» **Source records**:
:::::

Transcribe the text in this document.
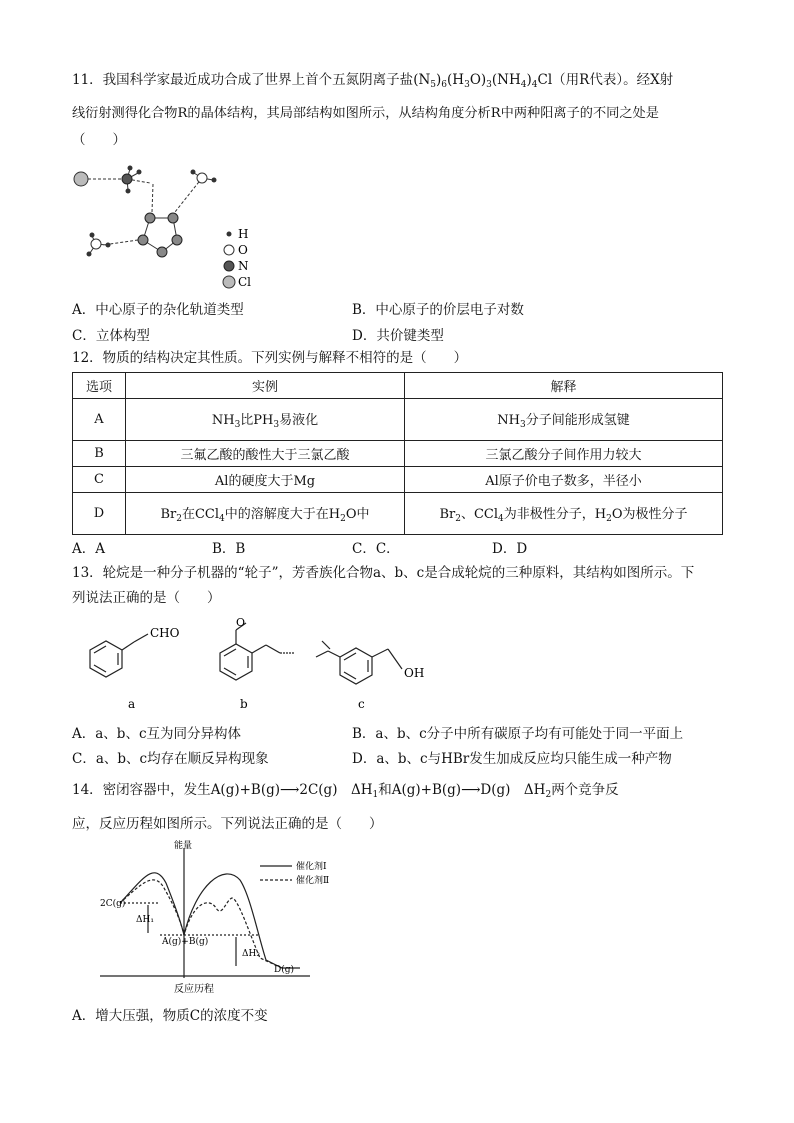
11．我国科学家最近成功合成了世界上首个五氮阴离子盐$(N_5)_6(H_3O)_3(NH_4)_4Cl$（用R代表）。经X射
线衍射测得化合物R的晶体结构，其局部结构如图所示，从结构角度分析R中两种阳离子的不同之处是
（　　）
H
O
N
Cl
A．中心原子的杂化轨道类型	B．中心原子的价层电子对数
C．立体构型	D．共价键类型
12．物质的结构决定其性质。下列实例与解释不相符的是（　　）
选项	实例	解释
A	$NH_3$比$PH_3$易液化	$NH_3$分子间能形成氢键
B	三氟乙酸的酸性大于三氯乙酸	三氯乙酸分子间作用力较大
C	Al的硬度大于Mg	Al原子价电子数多，半径小
D	$Br_2$在CCl$_4$中的溶解度大于在$H_2O$中	$Br_2$、CCl$_4$为非极性分子，$H_2O$为极性分子
A．A	B．B	C．C．	D．D
13．轮烷是一种分子机器的“轮子”，芳香族化合物a、b、c是合成轮烷的三种原料，其结构如图所示。下
列说法正确的是（　　）
CHO
O
OH
a	b	c
A．a、b、c互为同分异构体	B．a、b、c分子中所有碳原子均有可能处于同一平面上
C．a、b、c均存在顺反异构现象	D．a、b、c与HBr发生加成反应均只能生成一种产物
14．密闭容器中，发生A(g)+B(g)⟶2C(g)　$\Delta H_1$和A(g)+B(g)⟶D(g)　$\Delta H_2$两个竞争反
应，反应历程如图所示。下列说法正确的是（　　）
能量
催化剂Ⅰ
催化剂Ⅱ
2C(g)
ΔH₁
A(g)+B(g)
ΔH₂
D(g)
反应历程
A．增大压强，物质C的浓度不变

:::::

Can you retype every record above exactly, leaving out the pictures?

Transcribe the text in this document.
11．我国科学家最近成功合成了世界上首个五氮阴离子盐$(N_5)_6(H_3O)_3(NH_4)_4Cl$（用R代表）。经X射
线衍射测得化合物R的晶体结构，其局部结构如图所示，从结构角度分析R中两种阳离子的不同之处是
（　　）
H
O
N
Cl
A．中心原子的杂化轨道类型	B．中心原子的价层电子对数
C．立体构型	D．共价键类型
12．物质的结构决定其性质。下列实例与解释不相符的是（　　）
选项	实例	解释
A	$NH_3$比$PH_3$易液化	$NH_3$分子间能形成氢键
B	三氟乙酸的酸性大于三氯乙酸	三氯乙酸分子间作用力较大
C	Al的硬度大于Mg	Al原子价电子数多，半径小
D	$Br_2$在CCl$_4$中的溶解度大于在$H_2O$中	$Br_2$、CCl$_4$为非极性分子，$H_2O$为极性分子
A．A	B．B	C．C．	D．D
13．轮烷是一种分子机器的“轮子”，芳香族化合物a、b、c是合成轮烷的三种原料，其结构如图所示。下
列说法正确的是（　　）
CHO
O
OH
a	b	c
A．a、b、c互为同分异构体	B．a、b、c分子中所有碳原子均有可能处于同一平面上
C．a、b、c均存在顺反异构现象	D．a、b、c与HBr发生加成反应均只能生成一种产物
14．密闭容器中，发生A(g)+B(g)⟶2C(g)　$\Delta H_1$和A(g)+B(g)⟶D(g)　$\Delta H_2$两个竞争反
应，反应历程如图所示。下列说法正确的是（　　）
能量
催化剂Ⅰ
催化剂Ⅱ
2C(g)
ΔH₁
A(g)+B(g)
ΔH₂
D(g)
反应历程
A．增大压强，物质C的浓度不变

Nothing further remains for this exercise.